▶ **Given passage**:
Start

Scientists from the University of Colorado are developing a new type of “rectenna” to efficiently “harvest” thermal emissions (waste heat) radiated from devices (a rectenna converts electromagnetic radiation to DC current).

Currently rectennas work best at low frequencies, but most heat is at higher radiation frequencies — up to the 100 THz (100 trillion cycles per second) range. So Won Park and his colleagues found a way to enhance thermal emission of hot bodies at the lower end of the spectrum (around 1 THz): by manipulating the surface of the object.

A metamaterial for engineering thermal emission

Park’s team uses software to analyze how the nanoscale topology of a surface — its bumps, holes or grooves — changes the way that electromagnetic radiation interacts with the surface. In some instances the geometry supports the formation of a wave of rippling electronic charges, called a plasmon, that hugs the surface.

“We design the surface to support a surface wave, because the presence of the wave offers a new avenue for engineering thermal emission,” Park said. For the case of optimizing thermal energy harvesting, the researchers found they could “spectrally tune” a surface to emit more radiation at 1 THz frequency.

The researchers first optimized the design, which consists of a copper plate with a regular array of tiny holes, using simulations. They then built the design in the lab and confirmed that the plate did indeed produce the type of surface waves predicted by the simulations.

The researchers also used computer modeling to design a bowtie-shaped antenna that would effectively capture the enhanced thermal emission. Simulations predict that an antenna placed near the holey surface could capture 10,000 to 100,000 times more thermal energy than an antenna in open space.

The team is in the process of experimentally testing this prediction and hopes to have new results to report soon. The results will also help the team calculate how rectenna thermal energy harvesting might compare to other ways of harvesting waste heat, such as thermoelectric materials.

End

▶ **Direction 1**:
In the passage on rectennas, what does the design the researchers first optimized consist of?

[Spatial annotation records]
Start

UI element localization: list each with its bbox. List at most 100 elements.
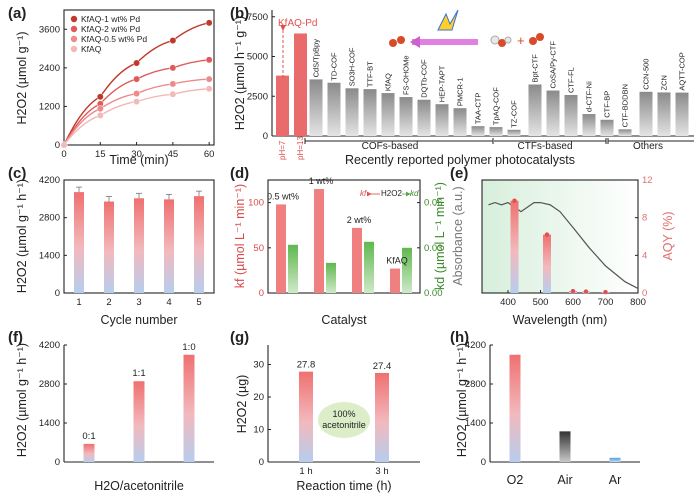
panel-h-category-label: Air [557,473,572,487]
panel-g-annotation-line1: 100% [332,409,355,419]
panel-b-bar [363,89,377,136]
panel-label-a: (a) [8,5,26,22]
panel-d-kd-bar [364,241,374,293]
panel-a-data-point [133,75,141,83]
panel-b-bar [399,97,413,136]
panel-d-legend: kf H2O2 kd [360,189,419,198]
panel-a-legend-marker [70,45,78,53]
panel-a-data-point [96,105,104,113]
panel-h-ytick-label: 2800 [465,379,486,390]
panel-d-ytick-label: 100 [248,198,264,209]
panel-a-data-point [169,64,177,72]
panel-f-ytick-label: 2800 [39,379,60,390]
panel-h-bar [559,431,571,462]
panel-d-ytick-label: 0 [259,288,264,299]
panel-f-ytick-label: 1400 [39,418,60,429]
panel-b-bar-label: CoSA/Py-CTF [549,41,558,89]
panel-f-category-label: 1:1 [132,368,145,379]
panel-d-ytick-label-right: 0.00 [424,288,443,299]
panel-b-bar [657,92,671,136]
panel-b-bar-label: TTF-BT [366,61,375,87]
panel-d-kf-bar [314,189,324,293]
svg-text:kf: kf [360,189,367,198]
panel-a-series-line [63,88,210,146]
panel-b-bar-label: TD-COF [330,52,339,81]
panel-d-catalyst-label: 1 wt% [309,176,334,186]
panel-c-bar [194,196,204,293]
panel-a-data-point [169,37,177,44]
panel-d-xlabel: Catalyst [321,313,367,327]
panel-a-data-point [169,90,177,98]
panel-g-bar-chart: 0 10 20 30 1 h 3 h 27.8 27.4 100% acetonitrile… [235,345,420,493]
panel-d-kf-bar [390,268,400,293]
panel-b-bar [564,94,578,136]
panel-a-ytick-label: 3600 [39,24,60,35]
panel-b-bar [528,84,542,136]
panel-d-ytick-label-right: 0.03 [424,243,443,254]
panel-c-bar-chart: 0 1400 2800 4200 1 2 3 4 5 Cycle number H2O2 (µm… [15,175,215,327]
panel-b-bar-label: TpAQ-COF [492,87,501,125]
panel-e-ylabel-right: AQY (%) [661,211,675,260]
panel-c-category-label: 1 [76,297,81,308]
plus-icon: + [517,33,525,48]
panel-b-bar [453,108,467,136]
panel-label-f: (f) [8,329,23,346]
panel-c-category-label: 2 [106,297,111,308]
panel-b-bar-label: CTF-FL [567,67,576,93]
panel-f-ytick-label: 4200 [39,340,60,351]
panel-b-bar-label: HEP-TAPT [438,65,447,102]
panel-a-xtick-label: 45 [168,149,179,160]
panel-a-legend-label: KfAQ-2 wt% Pd [81,24,140,34]
panel-b-xlabel: Recently reported polymer photocatalysts [345,153,575,167]
panel-e-aqy-point [583,289,589,294]
panel-h-ylabel: H2O2 (µmol g⁻¹ h⁻¹) [455,343,469,457]
panel-label-b: (b) [230,5,249,22]
panel-f-xlabel: H2O/acetonitrile [94,479,184,493]
panel-b-annotation: KfAQ-Pd [278,18,317,29]
panel-f-bar [83,443,95,462]
panel-c-ytick-label: 1400 [39,250,60,261]
panel-e-aqy-point [603,289,608,295]
panel-a-ytick-label: 1200 [39,101,60,112]
panel-g-ytick-label: 30 [253,360,264,371]
panel-b-bar [546,90,560,136]
panel-g-category-label: 1 h [299,466,312,477]
panel-g-bar [375,372,389,462]
panel-b-bar-label: TAA-CTP [474,93,483,125]
panel-c-xlabel: Cycle number [100,313,177,327]
panel-a-data-point [205,56,213,64]
panel-b-bar [618,129,632,136]
panel-b-bar-label: Bpt-CTF [531,54,540,83]
panel-h-ytick-label: 0 [481,457,486,468]
panel-h-bar [609,457,621,462]
panel-h-ytick-label: 1400 [465,418,486,429]
panel-d-catalyst-label: 0.5 wt% [267,191,299,201]
panel-b-group-cofs: COFs-based [304,138,494,152]
panel-b-group-label-ctfs: CTFs-based [517,141,572,152]
panel-b-ylabel: H2O2 (µmol h⁻¹ g⁻¹) [233,16,247,130]
panel-h-ytick-label: 4200 [465,340,486,351]
panel-a-xtick-label: 15 [95,149,106,160]
panel-b-bar [309,79,323,136]
panel-a-xlabel: Time (min) [109,153,168,167]
panel-b-group-others: Others [607,138,694,152]
panel-e-aqy-point [544,232,550,237]
panel-a-legend-label: KfAQ [81,44,102,54]
panel-b-bar-label: AQTT-COP [678,52,687,90]
panel-f-ylabel: H2O2 (µmol g⁻¹ h⁻¹) [15,343,29,457]
panel-c-bar [164,199,174,293]
panel-b-bar [417,99,431,136]
panel-g-category-label: 3 h [375,466,388,477]
panel-a-data-point [96,93,104,101]
panel-b-bar-label: d-CTF-Ni [585,81,594,112]
panel-f-bar [183,354,195,462]
panel-b-bar [600,119,614,136]
panel-d-ytick-label-right: 0.06 [424,198,443,209]
panel-f-category-label: 1:0 [182,342,195,353]
panel-h-category-label: O2 [507,473,524,487]
panel-a-ytick-label: 0 [55,140,60,151]
panel-b-ytick-label: 0 [263,131,268,142]
panel-b-bar [345,88,359,136]
panel-g-data-label: 27.8 [297,360,316,371]
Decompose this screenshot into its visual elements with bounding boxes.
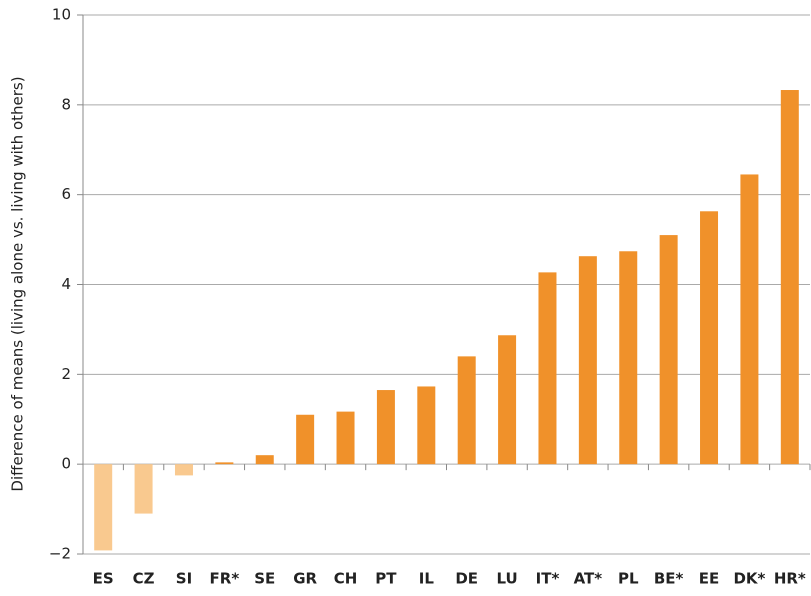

End

▶ **Direction 2**:
Copy the rows verbatim, beginning at the line that contains "panel-h-category-label: Air [557,473,572,487]" and stopping after the line that contains "panel-d-ytick-label: 0 [259,288,264,299]".

▶ **Written response 1**:
A copper plate with a regular array of tiny holes.

▶ **Written response 2**:
panel-h-category-label: Air [557,473,572,487]
panel-g-annotation-line1: 100% [332,409,355,419]
panel-b-bar [363,89,377,136]
panel-label-a: (a) [8,5,26,22]
panel-d-kd-bar [364,241,374,293]
panel-a-data-point [133,75,141,83]
panel-b-bar [399,97,413,136]
panel-d-legend: kf H2O2 kd [360,189,419,198]
panel-a-legend-marker [70,45,78,53]
panel-a-data-point [96,105,104,113]
panel-h-ytick-label: 2800 [465,379,486,390]
panel-d-ytick-label: 100 [248,198,264,209]
panel-a-data-point [169,64,177,72]
panel-f-ytick-label: 2800 [39,379,60,390]
panel-h-bar [559,431,571,462]
panel-d-ytick-label: 0 [259,288,264,299]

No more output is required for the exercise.